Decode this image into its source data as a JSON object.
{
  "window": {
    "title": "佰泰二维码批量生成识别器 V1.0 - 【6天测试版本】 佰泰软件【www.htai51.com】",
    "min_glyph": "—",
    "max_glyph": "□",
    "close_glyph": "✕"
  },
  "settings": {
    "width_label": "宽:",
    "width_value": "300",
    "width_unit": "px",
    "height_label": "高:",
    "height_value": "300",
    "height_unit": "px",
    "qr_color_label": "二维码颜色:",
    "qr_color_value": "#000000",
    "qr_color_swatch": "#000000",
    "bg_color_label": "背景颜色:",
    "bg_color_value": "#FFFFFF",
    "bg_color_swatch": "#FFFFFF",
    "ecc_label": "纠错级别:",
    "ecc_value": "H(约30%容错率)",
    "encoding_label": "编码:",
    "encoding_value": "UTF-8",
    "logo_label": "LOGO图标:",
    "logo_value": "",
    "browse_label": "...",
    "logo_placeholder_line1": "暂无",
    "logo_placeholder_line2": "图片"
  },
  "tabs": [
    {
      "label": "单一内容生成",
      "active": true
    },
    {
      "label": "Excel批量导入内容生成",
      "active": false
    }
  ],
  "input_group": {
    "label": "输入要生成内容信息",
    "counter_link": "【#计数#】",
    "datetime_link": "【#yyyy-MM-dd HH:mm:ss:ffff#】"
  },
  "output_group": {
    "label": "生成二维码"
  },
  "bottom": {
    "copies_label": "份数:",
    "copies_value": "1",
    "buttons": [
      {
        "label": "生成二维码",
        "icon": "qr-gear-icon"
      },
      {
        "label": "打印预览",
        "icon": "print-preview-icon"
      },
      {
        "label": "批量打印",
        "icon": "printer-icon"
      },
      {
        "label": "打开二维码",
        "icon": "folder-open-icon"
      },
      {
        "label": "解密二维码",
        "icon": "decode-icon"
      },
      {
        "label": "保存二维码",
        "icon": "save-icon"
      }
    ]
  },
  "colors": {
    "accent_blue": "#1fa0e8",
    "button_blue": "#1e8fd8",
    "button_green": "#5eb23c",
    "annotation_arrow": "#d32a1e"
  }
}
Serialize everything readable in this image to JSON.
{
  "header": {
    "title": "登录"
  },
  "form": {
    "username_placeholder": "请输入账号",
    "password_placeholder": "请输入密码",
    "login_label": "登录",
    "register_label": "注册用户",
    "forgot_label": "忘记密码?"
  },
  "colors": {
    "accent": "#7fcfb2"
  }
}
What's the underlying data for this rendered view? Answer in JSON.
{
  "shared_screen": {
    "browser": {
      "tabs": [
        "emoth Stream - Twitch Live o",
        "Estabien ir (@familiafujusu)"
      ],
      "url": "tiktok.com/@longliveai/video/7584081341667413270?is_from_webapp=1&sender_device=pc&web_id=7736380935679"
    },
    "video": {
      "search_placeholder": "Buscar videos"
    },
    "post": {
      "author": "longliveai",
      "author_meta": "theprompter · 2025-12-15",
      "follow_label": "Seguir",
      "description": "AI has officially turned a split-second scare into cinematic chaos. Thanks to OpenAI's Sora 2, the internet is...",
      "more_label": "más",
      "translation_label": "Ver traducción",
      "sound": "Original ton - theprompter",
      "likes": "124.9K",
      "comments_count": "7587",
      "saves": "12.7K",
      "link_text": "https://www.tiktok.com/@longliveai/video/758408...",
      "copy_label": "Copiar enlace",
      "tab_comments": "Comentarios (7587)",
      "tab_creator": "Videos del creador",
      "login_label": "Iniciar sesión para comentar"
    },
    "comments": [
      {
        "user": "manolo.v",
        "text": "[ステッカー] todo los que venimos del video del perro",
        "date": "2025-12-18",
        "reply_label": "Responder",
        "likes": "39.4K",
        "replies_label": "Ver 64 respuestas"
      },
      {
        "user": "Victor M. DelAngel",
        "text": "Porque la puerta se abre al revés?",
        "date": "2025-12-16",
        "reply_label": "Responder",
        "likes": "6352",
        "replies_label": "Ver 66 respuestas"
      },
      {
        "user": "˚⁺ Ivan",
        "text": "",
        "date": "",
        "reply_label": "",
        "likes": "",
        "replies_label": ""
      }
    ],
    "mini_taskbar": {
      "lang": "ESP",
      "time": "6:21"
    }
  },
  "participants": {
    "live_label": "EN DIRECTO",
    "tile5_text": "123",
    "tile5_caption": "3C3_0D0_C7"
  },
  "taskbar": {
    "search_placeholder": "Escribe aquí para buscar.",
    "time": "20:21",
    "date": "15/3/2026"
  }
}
----------
## Problem details
Going through the entries above, tally each line that has the word "image". Answer with the number only.

## Full output
2